Entries shown:
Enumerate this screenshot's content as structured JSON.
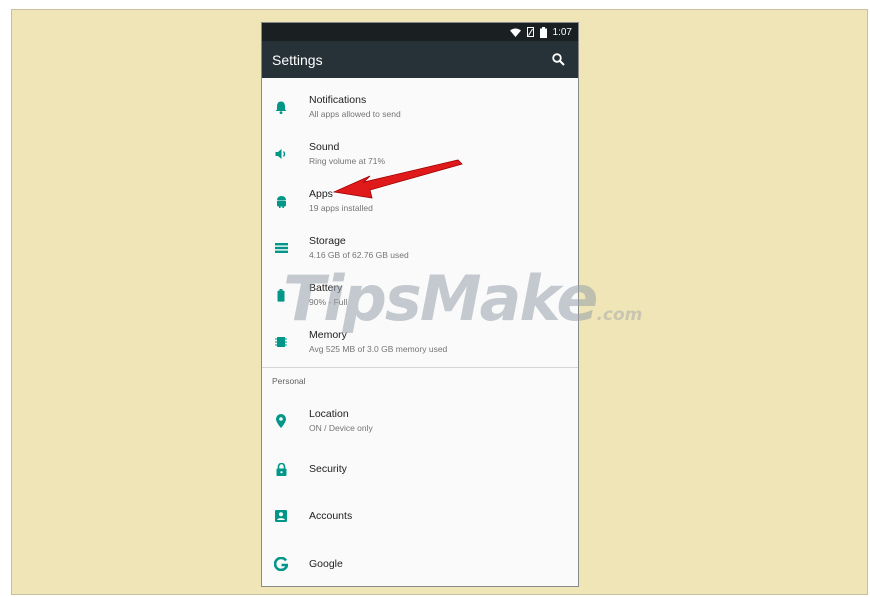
{
  "status_bar": {
    "time": "1:07",
    "icons": [
      "wifi-icon",
      "signal-icon",
      "battery-icon"
    ]
  },
  "app_bar": {
    "title": "Settings",
    "search_icon": "search-icon"
  },
  "items": [
    {
      "title": "Notifications",
      "subtitle": "All apps allowed to send",
      "icon": "bell-icon"
    },
    {
      "title": "Sound",
      "subtitle": "Ring volume at 71%",
      "icon": "speaker-icon"
    },
    {
      "title": "Apps",
      "subtitle": "19 apps installed",
      "icon": "android-icon"
    },
    {
      "title": "Storage",
      "subtitle": "4.16 GB of 62.76 GB used",
      "icon": "storage-icon"
    },
    {
      "title": "Battery",
      "subtitle": "90% - Full",
      "icon": "battery-icon"
    },
    {
      "title": "Memory",
      "subtitle": "Avg 525 MB of 3.0 GB memory used",
      "icon": "memory-icon"
    }
  ],
  "personal": {
    "header": "Personal",
    "items": [
      {
        "title": "Location",
        "subtitle": "ON / Device only",
        "icon": "location-pin-icon"
      },
      {
        "title": "Security",
        "subtitle": "",
        "icon": "lock-icon"
      },
      {
        "title": "Accounts",
        "subtitle": "",
        "icon": "account-icon"
      },
      {
        "title": "Google",
        "subtitle": "",
        "icon": "google-icon"
      }
    ]
  },
  "watermark": {
    "main": "TipsMake",
    "domain": ".com"
  },
  "colors": {
    "accent": "#009688",
    "app_bar": "#263238",
    "status_bar": "#1a1f22",
    "arrow": "#e01a1a",
    "background": "#f0e5b6"
  }
}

Brief: Reproduce each line word for word and drop the pictures.

Task output:
Enumerate this screenshot's content as structured JSON.
{
  "status_bar": {
    "time": "1:07",
    "icons": [
      "wifi-icon",
      "signal-icon",
      "battery-icon"
    ]
  },
  "app_bar": {
    "title": "Settings",
    "search_icon": "search-icon"
  },
  "items": [
    {
      "title": "Notifications",
      "subtitle": "All apps allowed to send",
      "icon": "bell-icon"
    },
    {
      "title": "Sound",
      "subtitle": "Ring volume at 71%",
      "icon": "speaker-icon"
    },
    {
      "title": "Apps",
      "subtitle": "19 apps installed",
      "icon": "android-icon"
    },
    {
      "title": "Storage",
      "subtitle": "4.16 GB of 62.76 GB used",
      "icon": "storage-icon"
    },
    {
      "title": "Battery",
      "subtitle": "90% - Full",
      "icon": "battery-icon"
    },
    {
      "title": "Memory",
      "subtitle": "Avg 525 MB of 3.0 GB memory used",
      "icon": "memory-icon"
    }
  ],
  "personal": {
    "header": "Personal",
    "items": [
      {
        "title": "Location",
        "subtitle": "ON / Device only",
        "icon": "location-pin-icon"
      },
      {
        "title": "Security",
        "subtitle": "",
        "icon": "lock-icon"
      },
      {
        "title": "Accounts",
        "subtitle": "",
        "icon": "account-icon"
      },
      {
        "title": "Google",
        "subtitle": "",
        "icon": "google-icon"
      }
    ]
  },
  "watermark": {
    "main": "TipsMake",
    "domain": ".com"
  },
  "colors": {
    "accent": "#009688",
    "app_bar": "#263238",
    "status_bar": "#1a1f22",
    "arrow": "#e01a1a",
    "background": "#f0e5b6"
  }
}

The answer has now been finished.